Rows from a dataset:
* * * * * * * * *

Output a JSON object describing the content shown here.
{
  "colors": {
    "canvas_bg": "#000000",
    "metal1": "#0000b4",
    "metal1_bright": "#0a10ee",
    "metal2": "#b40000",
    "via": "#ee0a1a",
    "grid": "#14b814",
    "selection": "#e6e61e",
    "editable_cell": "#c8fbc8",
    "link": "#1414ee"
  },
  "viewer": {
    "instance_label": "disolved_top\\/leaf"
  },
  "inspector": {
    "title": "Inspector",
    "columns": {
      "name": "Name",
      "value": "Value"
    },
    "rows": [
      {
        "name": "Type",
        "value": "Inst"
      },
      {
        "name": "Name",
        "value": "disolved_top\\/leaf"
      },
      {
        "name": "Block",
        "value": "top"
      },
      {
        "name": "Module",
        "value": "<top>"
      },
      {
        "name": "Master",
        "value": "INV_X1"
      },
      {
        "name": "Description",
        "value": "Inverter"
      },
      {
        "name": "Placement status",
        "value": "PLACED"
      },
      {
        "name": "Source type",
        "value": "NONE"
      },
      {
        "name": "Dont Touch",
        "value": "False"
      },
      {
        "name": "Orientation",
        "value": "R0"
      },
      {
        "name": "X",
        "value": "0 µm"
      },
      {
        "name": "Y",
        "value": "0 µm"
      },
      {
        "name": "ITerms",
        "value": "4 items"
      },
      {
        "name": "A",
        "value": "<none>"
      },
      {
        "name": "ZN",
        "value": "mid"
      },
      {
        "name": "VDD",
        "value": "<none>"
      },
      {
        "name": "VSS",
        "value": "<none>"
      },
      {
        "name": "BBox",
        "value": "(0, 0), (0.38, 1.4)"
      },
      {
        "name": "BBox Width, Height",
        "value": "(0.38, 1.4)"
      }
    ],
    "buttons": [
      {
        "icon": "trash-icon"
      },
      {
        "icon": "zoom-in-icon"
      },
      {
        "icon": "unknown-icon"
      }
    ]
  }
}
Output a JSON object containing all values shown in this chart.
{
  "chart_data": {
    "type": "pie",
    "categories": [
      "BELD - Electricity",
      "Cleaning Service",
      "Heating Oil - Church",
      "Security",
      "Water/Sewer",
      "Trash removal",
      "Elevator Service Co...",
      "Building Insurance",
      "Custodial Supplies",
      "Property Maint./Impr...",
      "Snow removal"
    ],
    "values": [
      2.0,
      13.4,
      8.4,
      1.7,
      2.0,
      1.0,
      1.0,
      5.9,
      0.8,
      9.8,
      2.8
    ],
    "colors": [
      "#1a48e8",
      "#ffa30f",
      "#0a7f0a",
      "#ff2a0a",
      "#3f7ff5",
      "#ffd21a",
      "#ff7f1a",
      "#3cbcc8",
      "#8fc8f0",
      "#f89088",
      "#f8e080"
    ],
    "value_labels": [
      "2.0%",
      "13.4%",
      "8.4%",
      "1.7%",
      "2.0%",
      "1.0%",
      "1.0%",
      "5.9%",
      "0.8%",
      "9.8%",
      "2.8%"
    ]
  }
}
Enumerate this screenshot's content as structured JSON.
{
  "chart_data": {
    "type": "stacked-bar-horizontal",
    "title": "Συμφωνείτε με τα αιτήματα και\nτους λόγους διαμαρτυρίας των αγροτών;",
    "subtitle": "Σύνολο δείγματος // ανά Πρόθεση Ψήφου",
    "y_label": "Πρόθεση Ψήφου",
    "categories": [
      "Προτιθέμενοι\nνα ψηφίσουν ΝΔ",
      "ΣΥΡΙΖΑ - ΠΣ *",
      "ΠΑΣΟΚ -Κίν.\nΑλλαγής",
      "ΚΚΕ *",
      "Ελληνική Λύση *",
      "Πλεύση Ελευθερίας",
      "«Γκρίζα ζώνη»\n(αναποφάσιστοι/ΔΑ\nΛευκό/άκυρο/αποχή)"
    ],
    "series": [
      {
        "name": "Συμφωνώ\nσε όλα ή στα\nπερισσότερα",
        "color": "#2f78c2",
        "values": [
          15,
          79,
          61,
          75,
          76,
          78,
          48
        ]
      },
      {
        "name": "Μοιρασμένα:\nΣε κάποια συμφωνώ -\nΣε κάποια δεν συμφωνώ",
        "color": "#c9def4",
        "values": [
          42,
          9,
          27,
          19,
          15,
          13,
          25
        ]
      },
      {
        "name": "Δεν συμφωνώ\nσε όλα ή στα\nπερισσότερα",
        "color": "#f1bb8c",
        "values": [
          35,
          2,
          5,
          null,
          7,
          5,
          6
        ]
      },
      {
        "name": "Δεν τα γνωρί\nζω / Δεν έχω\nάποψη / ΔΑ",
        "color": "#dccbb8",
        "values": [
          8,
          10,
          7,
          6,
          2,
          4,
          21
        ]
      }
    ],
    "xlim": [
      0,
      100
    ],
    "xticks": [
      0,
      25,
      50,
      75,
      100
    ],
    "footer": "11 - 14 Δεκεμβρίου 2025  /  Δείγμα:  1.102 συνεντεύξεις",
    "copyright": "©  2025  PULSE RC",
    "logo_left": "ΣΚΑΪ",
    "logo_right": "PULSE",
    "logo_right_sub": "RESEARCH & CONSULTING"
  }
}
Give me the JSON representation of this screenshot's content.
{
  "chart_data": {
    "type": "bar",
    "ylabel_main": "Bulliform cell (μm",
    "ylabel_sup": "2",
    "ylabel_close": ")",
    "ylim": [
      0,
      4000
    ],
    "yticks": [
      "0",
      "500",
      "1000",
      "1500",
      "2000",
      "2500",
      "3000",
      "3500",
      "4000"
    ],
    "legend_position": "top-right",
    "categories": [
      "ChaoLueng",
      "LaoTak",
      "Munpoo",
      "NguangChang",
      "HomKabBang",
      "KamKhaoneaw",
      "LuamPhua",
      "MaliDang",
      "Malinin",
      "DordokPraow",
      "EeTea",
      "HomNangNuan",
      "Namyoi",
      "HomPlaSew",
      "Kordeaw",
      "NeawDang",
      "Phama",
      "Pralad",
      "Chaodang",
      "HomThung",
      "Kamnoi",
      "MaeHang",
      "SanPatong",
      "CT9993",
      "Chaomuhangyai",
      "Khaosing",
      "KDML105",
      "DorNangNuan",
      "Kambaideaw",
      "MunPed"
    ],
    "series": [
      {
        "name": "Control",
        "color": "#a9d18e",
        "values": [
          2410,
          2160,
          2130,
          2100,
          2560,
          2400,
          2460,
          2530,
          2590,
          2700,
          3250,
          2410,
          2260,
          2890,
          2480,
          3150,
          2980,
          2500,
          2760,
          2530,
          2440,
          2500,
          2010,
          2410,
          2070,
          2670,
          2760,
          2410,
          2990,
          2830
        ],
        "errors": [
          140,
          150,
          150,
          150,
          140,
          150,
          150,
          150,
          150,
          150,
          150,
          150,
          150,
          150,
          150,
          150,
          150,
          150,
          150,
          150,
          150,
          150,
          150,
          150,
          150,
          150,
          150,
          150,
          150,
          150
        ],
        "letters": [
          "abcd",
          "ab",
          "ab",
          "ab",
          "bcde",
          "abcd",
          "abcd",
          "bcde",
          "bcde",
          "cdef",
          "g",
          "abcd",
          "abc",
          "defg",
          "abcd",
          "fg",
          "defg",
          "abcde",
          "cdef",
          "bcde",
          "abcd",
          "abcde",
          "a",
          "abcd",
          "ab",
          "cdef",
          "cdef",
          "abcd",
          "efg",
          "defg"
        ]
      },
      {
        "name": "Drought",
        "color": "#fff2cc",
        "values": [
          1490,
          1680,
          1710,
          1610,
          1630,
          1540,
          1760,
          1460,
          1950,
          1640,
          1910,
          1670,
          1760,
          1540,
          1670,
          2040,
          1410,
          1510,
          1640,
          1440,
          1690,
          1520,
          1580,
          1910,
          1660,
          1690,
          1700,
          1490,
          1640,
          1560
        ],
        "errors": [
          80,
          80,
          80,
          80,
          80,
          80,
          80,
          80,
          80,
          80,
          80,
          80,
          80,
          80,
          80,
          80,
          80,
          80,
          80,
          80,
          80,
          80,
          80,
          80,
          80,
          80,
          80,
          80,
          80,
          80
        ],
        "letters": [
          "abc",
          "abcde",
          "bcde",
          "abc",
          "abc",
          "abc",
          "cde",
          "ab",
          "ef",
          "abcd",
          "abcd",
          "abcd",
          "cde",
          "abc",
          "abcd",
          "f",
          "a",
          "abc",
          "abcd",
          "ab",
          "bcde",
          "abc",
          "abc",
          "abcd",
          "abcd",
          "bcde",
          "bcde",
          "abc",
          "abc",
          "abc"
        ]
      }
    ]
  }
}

* * * * * * * * *

**Exercise brief**
In the listing above, find the lines holding the word "leaf" and copy them.

**Problem solution**
    "instance_label": "disolved_top\\/leaf"
        "value": "disolved_top\\/leaf"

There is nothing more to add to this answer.